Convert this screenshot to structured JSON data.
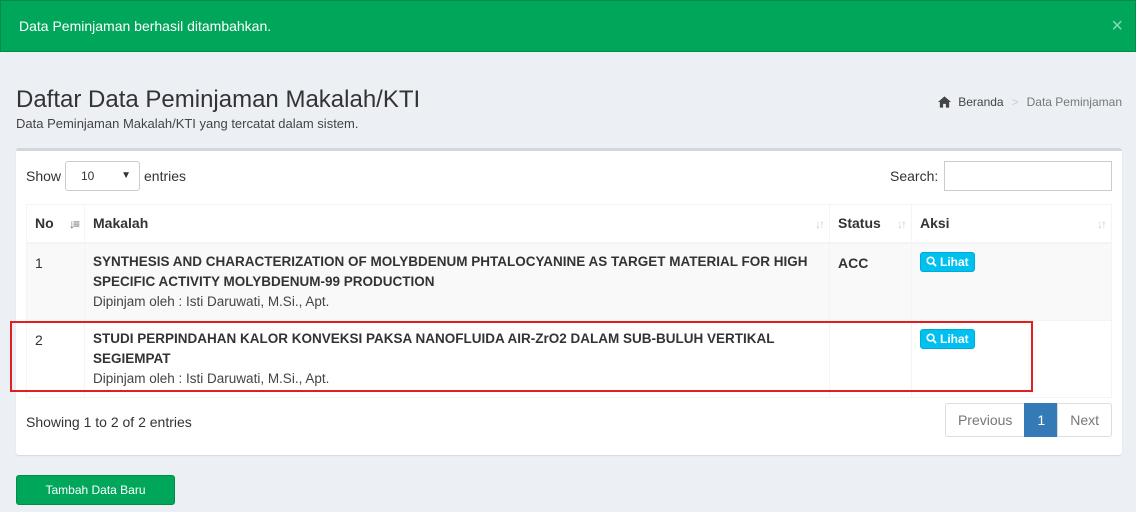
{
  "alert": {
    "message": "Data Peminjaman berhasil ditambahkan.",
    "close_glyph": "×"
  },
  "header": {
    "title": "Daftar Data Peminjaman Makalah/KTI",
    "subtitle": "Data Peminjaman Makalah/KTI yang tercatat dalam sistem."
  },
  "breadcrumb": {
    "home": "Beranda",
    "separator": ">",
    "current": "Data Peminjaman"
  },
  "table_controls": {
    "show_label": "Show",
    "entries_value": "10",
    "entries_label": "entries",
    "search_label": "Search:",
    "search_value": ""
  },
  "table": {
    "columns": [
      "No",
      "Makalah",
      "Status",
      "Aksi"
    ],
    "rows": [
      {
        "no": "1",
        "title": "SYNTHESIS AND CHARACTERIZATION OF MOLYBDENUM PHTALOCYANINE AS TARGET MATERIAL FOR HIGH SPECIFIC ACTIVITY MOLYBDENUM-99 PRODUCTION",
        "borrower": "Dipinjam oleh : Isti Daruwati, M.Si., Apt.",
        "status": "ACC",
        "action": "Lihat"
      },
      {
        "no": "2",
        "title": "STUDI PERPINDAHAN KALOR KONVEKSI PAKSA NANOFLUIDA AIR-ZrO2 DALAM SUB-BULUH VERTIKAL SEGIEMPAT",
        "borrower": "Dipinjam oleh : Isti Daruwati, M.Si., Apt.",
        "status": "",
        "action": "Lihat"
      }
    ]
  },
  "footer": {
    "info": "Showing 1 to 2 of 2 entries",
    "pagination": {
      "previous": "Previous",
      "current": "1",
      "next": "Next"
    }
  },
  "add_button": "Tambah Data Baru",
  "colors": {
    "success": "#00a65a",
    "info": "#00c0ef",
    "primary": "#337ab7",
    "highlight": "#e02020"
  }
}
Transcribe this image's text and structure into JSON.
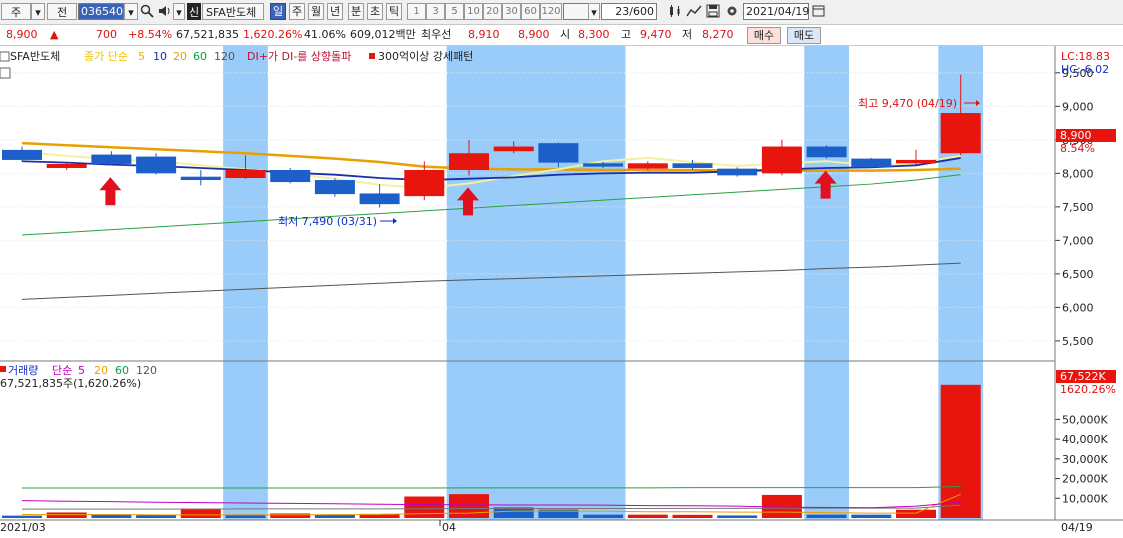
{
  "toolbar": {
    "dropdown1": "주",
    "dropdown2": "전",
    "stock_code": "036540",
    "badge": "신",
    "stock_name": "SFA반도체",
    "periods": [
      "일",
      "주",
      "월",
      "년",
      "분",
      "초",
      "틱"
    ],
    "active_period": "일",
    "intervals": [
      "1",
      "3",
      "5",
      "10",
      "20",
      "30",
      "60",
      "120"
    ],
    "count": "23",
    "count_total": "/600",
    "date": "2021/04/19"
  },
  "quote": {
    "price": "8,900",
    "arrow": "▲",
    "change": "700",
    "change_pct": "+8.54%",
    "volume": "67,521,835",
    "volume_pct": "1,620.26%",
    "turnover": "41.06%",
    "amount": "609,012백만",
    "best_label": "최우선",
    "best_ask": "8,910",
    "best_bid": "8,900",
    "open_label": "시",
    "open": "8,300",
    "high_label": "고",
    "high": "9,470",
    "low_label": "저",
    "low": "8,270",
    "buy_button": "매수",
    "sell_button": "매도"
  },
  "legend": {
    "stock_name": "SFA반도체",
    "ma_label": "종가 단순",
    "ma_periods": [
      "5",
      "10",
      "20",
      "60",
      "120"
    ],
    "ma_colors": [
      "#f0b000",
      "#1a2fa8",
      "#e8a000",
      "#00a040",
      "#555555"
    ],
    "signal1": "DI+가 DI-를 상향돌파",
    "signal2": "300억이상 강세패턴",
    "lc": "LC:18.83",
    "hc": "HC:-6.02"
  },
  "annotations": {
    "high": "최고 9,470 (04/19)",
    "low": "최저 7,490 (03/31)"
  },
  "volume_legend": {
    "title": "거래량",
    "ma_label": "단순",
    "ma_periods": [
      "5",
      "20",
      "60",
      "120"
    ],
    "value": "67,521,835주(1,620.26%)"
  },
  "right_labels": {
    "price_tag": "8,900",
    "price_pct": "8.54%",
    "vol_tag": "67,522K",
    "vol_pct": "1620.26%"
  },
  "x_labels": [
    "2021/03",
    "04",
    "04/19"
  ],
  "colors": {
    "up": "#e8150e",
    "down": "#1c5fc8",
    "highlight": "#99ccf8",
    "ma5": "#f5f0a0",
    "ma10": "#1a2fa8",
    "ma20": "#e8a000",
    "ma60": "#2aa040",
    "ma120": "#555555"
  },
  "chart_data": {
    "type": "candlestick",
    "ylim": [
      5200,
      9900
    ],
    "y_ticks": [
      5500,
      6000,
      6500,
      7000,
      7500,
      8000,
      8500,
      9000,
      9500
    ],
    "y_tick_labels": [
      "5,500",
      "6,000",
      "6,500",
      "7,000",
      "7,500",
      "8,000",
      "8,500",
      "9,000",
      "9,500"
    ],
    "candles": [
      {
        "o": 8350,
        "h": 8400,
        "l": 8180,
        "c": 8200
      },
      {
        "o": 8080,
        "h": 8160,
        "l": 8050,
        "c": 8140
      },
      {
        "o": 8280,
        "h": 8330,
        "l": 8120,
        "c": 8140
      },
      {
        "o": 8250,
        "h": 8300,
        "l": 7980,
        "c": 8000
      },
      {
        "o": 7950,
        "h": 8050,
        "l": 7820,
        "c": 7900
      },
      {
        "o": 7930,
        "h": 8270,
        "l": 7920,
        "c": 8050
      },
      {
        "o": 8050,
        "h": 8080,
        "l": 7850,
        "c": 7870
      },
      {
        "o": 7900,
        "h": 7930,
        "l": 7650,
        "c": 7690
      },
      {
        "o": 7700,
        "h": 7840,
        "l": 7490,
        "c": 7540
      },
      {
        "o": 7660,
        "h": 8180,
        "l": 7600,
        "c": 8050
      },
      {
        "o": 8050,
        "h": 8500,
        "l": 7970,
        "c": 8300
      },
      {
        "o": 8330,
        "h": 8480,
        "l": 8300,
        "c": 8400
      },
      {
        "o": 8450,
        "h": 8460,
        "l": 8090,
        "c": 8160
      },
      {
        "o": 8150,
        "h": 8170,
        "l": 8080,
        "c": 8100
      },
      {
        "o": 8070,
        "h": 8180,
        "l": 8050,
        "c": 8150
      },
      {
        "o": 8150,
        "h": 8200,
        "l": 8050,
        "c": 8080
      },
      {
        "o": 8070,
        "h": 8090,
        "l": 7950,
        "c": 7970
      },
      {
        "o": 8000,
        "h": 8500,
        "l": 7970,
        "c": 8400
      },
      {
        "o": 8400,
        "h": 8420,
        "l": 8220,
        "c": 8240
      },
      {
        "o": 8220,
        "h": 8230,
        "l": 8080,
        "c": 8090
      },
      {
        "o": 8150,
        "h": 8350,
        "l": 8130,
        "c": 8200
      },
      {
        "o": 8300,
        "h": 9470,
        "l": 8270,
        "c": 8900
      }
    ],
    "ma5": [
      8320,
      8260,
      8210,
      8180,
      8120,
      8060,
      8000,
      7920,
      7830,
      7780,
      7850,
      7960,
      8060,
      8180,
      8230,
      8170,
      8110,
      8150,
      8180,
      8120,
      8150,
      8260
    ],
    "ma10": [
      8180,
      8160,
      8130,
      8110,
      8080,
      8050,
      8010,
      7980,
      7930,
      7900,
      7920,
      7940,
      7980,
      8000,
      8010,
      8010,
      8030,
      8060,
      8080,
      8090,
      8120,
      8230
    ],
    "ma20": [
      8450,
      8420,
      8390,
      8360,
      8330,
      8300,
      8260,
      8220,
      8170,
      8100,
      8070,
      8060,
      8060,
      8050,
      8050,
      8050,
      8040,
      8040,
      8040,
      8040,
      8050,
      8070
    ],
    "ma60": [
      7080,
      7120,
      7160,
      7200,
      7240,
      7280,
      7320,
      7360,
      7400,
      7440,
      7480,
      7520,
      7560,
      7600,
      7640,
      7680,
      7720,
      7760,
      7800,
      7840,
      7900,
      7980
    ],
    "ma120": [
      6120,
      6150,
      6180,
      6210,
      6240,
      6270,
      6300,
      6330,
      6360,
      6390,
      6410,
      6430,
      6450,
      6470,
      6490,
      6510,
      6530,
      6550,
      6580,
      6600,
      6630,
      6660
    ],
    "highlight_ranges": [
      [
        5,
        5
      ],
      [
        10,
        13
      ],
      [
        18,
        18
      ],
      [
        21,
        21
      ]
    ],
    "signal_arrows": [
      2,
      10,
      18
    ],
    "volume": {
      "y_ticks": [
        10000,
        20000,
        30000,
        40000,
        50000
      ],
      "y_tick_labels": [
        "10,000K",
        "20,000K",
        "30,000K",
        "40,000K",
        "50,000K"
      ],
      "ylim": [
        0,
        72000
      ],
      "values": [
        1200,
        2800,
        1900,
        1500,
        4800,
        1800,
        2300,
        1500,
        2100,
        10900,
        12100,
        5400,
        4300,
        1700,
        1700,
        1600,
        1300,
        11700,
        1700,
        1700,
        4200,
        67522
      ],
      "up_down": [
        "d",
        "u",
        "d",
        "d",
        "u",
        "d",
        "u",
        "d",
        "u",
        "u",
        "u",
        "d",
        "d",
        "d",
        "u",
        "u",
        "d",
        "u",
        "d",
        "d",
        "u",
        "u"
      ],
      "ma5": [
        8800,
        8500,
        8300,
        8000,
        7800,
        7600,
        7400,
        7200,
        7000,
        6800,
        6700,
        6600,
        6600,
        6500,
        6300,
        6200,
        6000,
        5500,
        5300,
        5200,
        6000,
        8000
      ],
      "ma20": [
        1800,
        1700,
        1700,
        1600,
        1600,
        1600,
        1600,
        1700,
        1800,
        2200,
        2500,
        3500,
        3500,
        3400,
        3200,
        3200,
        3000,
        3000,
        2700,
        2500,
        2500,
        12000
      ],
      "ma60": [
        4500,
        4500,
        4500,
        4500,
        4500,
        4600,
        4600,
        4600,
        4600,
        4700,
        4800,
        4800,
        4800,
        4800,
        4800,
        4900,
        4900,
        5000,
        5000,
        5000,
        5000,
        6500
      ],
      "ma120": [
        15200,
        15200,
        15200,
        15200,
        15200,
        15200,
        15200,
        15200,
        15200,
        15200,
        15300,
        15300,
        15300,
        15300,
        15300,
        15400,
        15400,
        15400,
        15400,
        15400,
        15400,
        16000
      ]
    }
  }
}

-.-.-

* TASK BRIEF *
Extract all lines that hold the word "this".

* THE REPLY *
Convert this screenshot to structured JSON data.
Transcribe this image's text and structure into JSON.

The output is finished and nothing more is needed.